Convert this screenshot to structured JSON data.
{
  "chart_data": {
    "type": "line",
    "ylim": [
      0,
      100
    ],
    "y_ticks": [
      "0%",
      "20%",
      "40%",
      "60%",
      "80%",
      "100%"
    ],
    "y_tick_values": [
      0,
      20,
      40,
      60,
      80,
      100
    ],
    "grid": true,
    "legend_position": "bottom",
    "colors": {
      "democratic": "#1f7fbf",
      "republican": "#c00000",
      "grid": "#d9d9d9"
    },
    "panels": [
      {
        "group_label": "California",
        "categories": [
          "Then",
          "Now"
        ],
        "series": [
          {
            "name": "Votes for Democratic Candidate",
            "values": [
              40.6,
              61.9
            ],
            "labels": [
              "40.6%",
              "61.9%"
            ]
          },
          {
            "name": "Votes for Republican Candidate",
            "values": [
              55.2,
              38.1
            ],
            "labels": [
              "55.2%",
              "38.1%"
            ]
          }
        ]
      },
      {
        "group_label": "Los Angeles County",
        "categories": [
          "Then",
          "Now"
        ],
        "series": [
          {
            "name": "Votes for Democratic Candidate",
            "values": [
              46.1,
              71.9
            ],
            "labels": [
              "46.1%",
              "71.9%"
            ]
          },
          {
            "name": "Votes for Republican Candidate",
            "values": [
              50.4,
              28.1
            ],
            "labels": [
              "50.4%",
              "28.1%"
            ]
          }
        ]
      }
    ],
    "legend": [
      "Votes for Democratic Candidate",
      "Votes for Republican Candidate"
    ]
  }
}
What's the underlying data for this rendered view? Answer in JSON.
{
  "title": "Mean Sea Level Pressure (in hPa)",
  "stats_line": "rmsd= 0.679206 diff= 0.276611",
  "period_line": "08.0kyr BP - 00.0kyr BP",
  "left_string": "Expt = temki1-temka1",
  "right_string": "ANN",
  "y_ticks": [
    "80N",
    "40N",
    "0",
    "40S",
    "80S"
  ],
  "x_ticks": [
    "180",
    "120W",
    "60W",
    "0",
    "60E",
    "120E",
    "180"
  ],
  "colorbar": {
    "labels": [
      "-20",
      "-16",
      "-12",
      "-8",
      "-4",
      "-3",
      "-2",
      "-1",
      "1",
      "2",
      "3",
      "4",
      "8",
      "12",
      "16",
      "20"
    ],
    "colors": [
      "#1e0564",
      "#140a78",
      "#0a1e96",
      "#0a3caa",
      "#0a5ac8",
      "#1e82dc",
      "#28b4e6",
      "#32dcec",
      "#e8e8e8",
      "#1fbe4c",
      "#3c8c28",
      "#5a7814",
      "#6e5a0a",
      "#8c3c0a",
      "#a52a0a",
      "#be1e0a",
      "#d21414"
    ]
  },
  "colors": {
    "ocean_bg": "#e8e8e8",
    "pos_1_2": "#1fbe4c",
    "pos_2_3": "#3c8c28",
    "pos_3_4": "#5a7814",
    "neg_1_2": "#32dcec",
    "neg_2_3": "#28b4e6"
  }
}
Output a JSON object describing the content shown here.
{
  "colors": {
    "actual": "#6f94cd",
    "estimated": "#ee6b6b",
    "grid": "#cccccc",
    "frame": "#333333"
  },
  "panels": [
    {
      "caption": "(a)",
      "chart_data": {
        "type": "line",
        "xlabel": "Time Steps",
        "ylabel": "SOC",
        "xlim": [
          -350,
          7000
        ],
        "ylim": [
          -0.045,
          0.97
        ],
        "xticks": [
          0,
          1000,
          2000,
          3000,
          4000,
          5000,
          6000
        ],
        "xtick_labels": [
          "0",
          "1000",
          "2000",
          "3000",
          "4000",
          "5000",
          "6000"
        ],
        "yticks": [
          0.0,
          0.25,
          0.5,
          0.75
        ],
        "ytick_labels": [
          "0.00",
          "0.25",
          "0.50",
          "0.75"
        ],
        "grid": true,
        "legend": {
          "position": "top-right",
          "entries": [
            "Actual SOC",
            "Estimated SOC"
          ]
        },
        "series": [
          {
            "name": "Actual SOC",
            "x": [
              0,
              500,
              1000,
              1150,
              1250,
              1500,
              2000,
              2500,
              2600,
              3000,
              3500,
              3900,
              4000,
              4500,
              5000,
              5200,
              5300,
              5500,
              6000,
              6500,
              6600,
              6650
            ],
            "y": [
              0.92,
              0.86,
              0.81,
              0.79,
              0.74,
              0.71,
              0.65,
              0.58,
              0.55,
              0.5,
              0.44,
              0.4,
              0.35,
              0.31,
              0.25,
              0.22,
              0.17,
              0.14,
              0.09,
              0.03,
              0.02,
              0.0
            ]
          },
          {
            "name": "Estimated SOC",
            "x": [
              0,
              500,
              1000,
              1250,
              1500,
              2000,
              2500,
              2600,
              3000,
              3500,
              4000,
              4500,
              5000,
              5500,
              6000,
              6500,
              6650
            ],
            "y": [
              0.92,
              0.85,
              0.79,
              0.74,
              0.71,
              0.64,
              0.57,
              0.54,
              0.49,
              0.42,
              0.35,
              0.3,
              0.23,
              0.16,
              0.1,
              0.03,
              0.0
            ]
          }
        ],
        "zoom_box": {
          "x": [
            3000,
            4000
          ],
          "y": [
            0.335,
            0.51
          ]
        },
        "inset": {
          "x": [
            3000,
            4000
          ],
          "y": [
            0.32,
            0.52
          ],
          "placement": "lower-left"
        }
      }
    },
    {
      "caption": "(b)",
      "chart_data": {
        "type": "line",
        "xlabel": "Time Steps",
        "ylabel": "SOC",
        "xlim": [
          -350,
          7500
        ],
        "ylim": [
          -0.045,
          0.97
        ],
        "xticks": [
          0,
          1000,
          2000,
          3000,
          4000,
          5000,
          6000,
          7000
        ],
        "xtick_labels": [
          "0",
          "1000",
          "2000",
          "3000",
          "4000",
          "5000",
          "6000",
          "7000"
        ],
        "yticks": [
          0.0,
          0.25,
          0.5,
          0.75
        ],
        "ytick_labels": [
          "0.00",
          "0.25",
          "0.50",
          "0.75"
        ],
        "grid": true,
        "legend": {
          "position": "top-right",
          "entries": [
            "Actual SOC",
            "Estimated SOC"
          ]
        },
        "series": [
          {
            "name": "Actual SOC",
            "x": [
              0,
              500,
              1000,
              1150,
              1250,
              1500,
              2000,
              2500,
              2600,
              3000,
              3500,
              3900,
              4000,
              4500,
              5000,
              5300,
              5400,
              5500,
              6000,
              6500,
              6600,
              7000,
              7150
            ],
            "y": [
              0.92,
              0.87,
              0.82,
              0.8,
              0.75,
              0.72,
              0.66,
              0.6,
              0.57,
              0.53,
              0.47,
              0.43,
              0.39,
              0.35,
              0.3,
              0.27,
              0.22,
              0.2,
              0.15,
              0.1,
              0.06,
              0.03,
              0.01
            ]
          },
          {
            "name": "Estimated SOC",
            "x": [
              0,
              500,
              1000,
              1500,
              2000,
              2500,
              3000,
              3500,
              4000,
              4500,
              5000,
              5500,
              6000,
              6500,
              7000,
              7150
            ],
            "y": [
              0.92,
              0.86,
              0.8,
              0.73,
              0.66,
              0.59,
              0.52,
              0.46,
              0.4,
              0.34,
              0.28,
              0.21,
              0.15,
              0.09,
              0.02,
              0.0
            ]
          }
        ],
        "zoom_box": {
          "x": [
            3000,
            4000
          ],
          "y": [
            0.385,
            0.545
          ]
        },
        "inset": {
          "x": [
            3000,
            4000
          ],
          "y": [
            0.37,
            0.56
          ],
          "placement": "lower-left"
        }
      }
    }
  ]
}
****************************************
Objective. Print all of the entries exactly as they are written.

Solution for this task.
Convert this screenshot to structured JSON data.
{
  "chart_data": {
    "type": "line",
    "ylim": [
      0,
      100
    ],
    "y_ticks": [
      "0%",
      "20%",
      "40%",
      "60%",
      "80%",
      "100%"
    ],
    "y_tick_values": [
      0,
      20,
      40,
      60,
      80,
      100
    ],
    "grid": true,
    "legend_position": "bottom",
    "colors": {
      "democratic": "#1f7fbf",
      "republican": "#c00000",
      "grid": "#d9d9d9"
    },
    "panels": [
      {
        "group_label": "California",
        "categories": [
          "Then",
          "Now"
        ],
        "series": [
          {
            "name": "Votes for Democratic Candidate",
            "values": [
              40.6,
              61.9
            ],
            "labels": [
              "40.6%",
              "61.9%"
            ]
          },
          {
            "name": "Votes for Republican Candidate",
            "values": [
              55.2,
              38.1
            ],
            "labels": [
              "55.2%",
              "38.1%"
            ]
          }
        ]
      },
      {
        "group_label": "Los Angeles County",
        "categories": [
          "Then",
          "Now"
        ],
        "series": [
          {
            "name": "Votes for Democratic Candidate",
            "values": [
              46.1,
              71.9
            ],
            "labels": [
              "46.1%",
              "71.9%"
            ]
          },
          {
            "name": "Votes for Republican Candidate",
            "values": [
              50.4,
              28.1
            ],
            "labels": [
              "50.4%",
              "28.1%"
            ]
          }
        ]
      }
    ],
    "legend": [
      "Votes for Democratic Candidate",
      "Votes for Republican Candidate"
    ]
  }
}
What's the underlying data for this rendered view? Answer in JSON.
{
  "title": "Mean Sea Level Pressure (in hPa)",
  "stats_line": "rmsd= 0.679206 diff= 0.276611",
  "period_line": "08.0kyr BP - 00.0kyr BP",
  "left_string": "Expt = temki1-temka1",
  "right_string": "ANN",
  "y_ticks": [
    "80N",
    "40N",
    "0",
    "40S",
    "80S"
  ],
  "x_ticks": [
    "180",
    "120W",
    "60W",
    "0",
    "60E",
    "120E",
    "180"
  ],
  "colorbar": {
    "labels": [
      "-20",
      "-16",
      "-12",
      "-8",
      "-4",
      "-3",
      "-2",
      "-1",
      "1",
      "2",
      "3",
      "4",
      "8",
      "12",
      "16",
      "20"
    ],
    "colors": [
      "#1e0564",
      "#140a78",
      "#0a1e96",
      "#0a3caa",
      "#0a5ac8",
      "#1e82dc",
      "#28b4e6",
      "#32dcec",
      "#e8e8e8",
      "#1fbe4c",
      "#3c8c28",
      "#5a7814",
      "#6e5a0a",
      "#8c3c0a",
      "#a52a0a",
      "#be1e0a",
      "#d21414"
    ]
  },
  "colors": {
    "ocean_bg": "#e8e8e8",
    "pos_1_2": "#1fbe4c",
    "pos_2_3": "#3c8c28",
    "pos_3_4": "#5a7814",
    "neg_1_2": "#32dcec",
    "neg_2_3": "#28b4e6"
  }
}
Output a JSON object describing the content shown here.
{
  "colors": {
    "actual": "#6f94cd",
    "estimated": "#ee6b6b",
    "grid": "#cccccc",
    "frame": "#333333"
  },
  "panels": [
    {
      "caption": "(a)",
      "chart_data": {
        "type": "line",
        "xlabel": "Time Steps",
        "ylabel": "SOC",
        "xlim": [
          -350,
          7000
        ],
        "ylim": [
          -0.045,
          0.97
        ],
        "xticks": [
          0,
          1000,
          2000,
          3000,
          4000,
          5000,
          6000
        ],
        "xtick_labels": [
          "0",
          "1000",
          "2000",
          "3000",
          "4000",
          "5000",
          "6000"
        ],
        "yticks": [
          0.0,
          0.25,
          0.5,
          0.75
        ],
        "ytick_labels": [
          "0.00",
          "0.25",
          "0.50",
          "0.75"
        ],
        "grid": true,
        "legend": {
          "position": "top-right",
          "entries": [
            "Actual SOC",
            "Estimated SOC"
          ]
        },
        "series": [
          {
            "name": "Actual SOC",
            "x": [
              0,
              500,
              1000,
              1150,
              1250,
              1500,
              2000,
              2500,
              2600,
              3000,
              3500,
              3900,
              4000,
              4500,
              5000,
              5200,
              5300,
              5500,
              6000,
              6500,
              6600,
              6650
            ],
            "y": [
              0.92,
              0.86,
              0.81,
              0.79,
              0.74,
              0.71,
              0.65,
              0.58,
              0.55,
              0.5,
              0.44,
              0.4,
              0.35,
              0.31,
              0.25,
              0.22,
              0.17,
              0.14,
              0.09,
              0.03,
              0.02,
              0.0
            ]
          },
          {
            "name": "Estimated SOC",
            "x": [
              0,
              500,
              1000,
              1250,
              1500,
              2000,
              2500,
              2600,
              3000,
              3500,
              4000,
              4500,
              5000,
              5500,
              6000,
              6500,
              6650
            ],
            "y": [
              0.92,
              0.85,
              0.79,
              0.74,
              0.71,
              0.64,
              0.57,
              0.54,
              0.49,
              0.42,
              0.35,
              0.3,
              0.23,
              0.16,
              0.1,
              0.03,
              0.0
            ]
          }
        ],
        "zoom_box": {
          "x": [
            3000,
            4000
          ],
          "y": [
            0.335,
            0.51
          ]
        },
        "inset": {
          "x": [
            3000,
            4000
          ],
          "y": [
            0.32,
            0.52
          ],
          "placement": "lower-left"
        }
      }
    },
    {
      "caption": "(b)",
      "chart_data": {
        "type": "line",
        "xlabel": "Time Steps",
        "ylabel": "SOC",
        "xlim": [
          -350,
          7500
        ],
        "ylim": [
          -0.045,
          0.97
        ],
        "xticks": [
          0,
          1000,
          2000,
          3000,
          4000,
          5000,
          6000,
          7000
        ],
        "xtick_labels": [
          "0",
          "1000",
          "2000",
          "3000",
          "4000",
          "5000",
          "6000",
          "7000"
        ],
        "yticks": [
          0.0,
          0.25,
          0.5,
          0.75
        ],
        "ytick_labels": [
          "0.00",
          "0.25",
          "0.50",
          "0.75"
        ],
        "grid": true,
        "legend": {
          "position": "top-right",
          "entries": [
            "Actual SOC",
            "Estimated SOC"
          ]
        },
        "series": [
          {
            "name": "Actual SOC",
            "x": [
              0,
              500,
              1000,
              1150,
              1250,
              1500,
              2000,
              2500,
              2600,
              3000,
              3500,
              3900,
              4000,
              4500,
              5000,
              5300,
              5400,
              5500,
              6000,
              6500,
              6600,
              7000,
              7150
            ],
            "y": [
              0.92,
              0.87,
              0.82,
              0.8,
              0.75,
              0.72,
              0.66,
              0.6,
              0.57,
              0.53,
              0.47,
              0.43,
              0.39,
              0.35,
              0.3,
              0.27,
              0.22,
              0.2,
              0.15,
              0.1,
              0.06,
              0.03,
              0.01
            ]
          },
          {
            "name": "Estimated SOC",
            "x": [
              0,
              500,
              1000,
              1500,
              2000,
              2500,
              3000,
              3500,
              4000,
              4500,
              5000,
              5500,
              6000,
              6500,
              7000,
              7150
            ],
            "y": [
              0.92,
              0.86,
              0.8,
              0.73,
              0.66,
              0.59,
              0.52,
              0.46,
              0.4,
              0.34,
              0.28,
              0.21,
              0.15,
              0.09,
              0.02,
              0.0
            ]
          }
        ],
        "zoom_box": {
          "x": [
            3000,
            4000
          ],
          "y": [
            0.385,
            0.545
          ]
        },
        "inset": {
          "x": [
            3000,
            4000
          ],
          "y": [
            0.37,
            0.56
          ],
          "placement": "lower-left"
        }
      }
    }
  ]
}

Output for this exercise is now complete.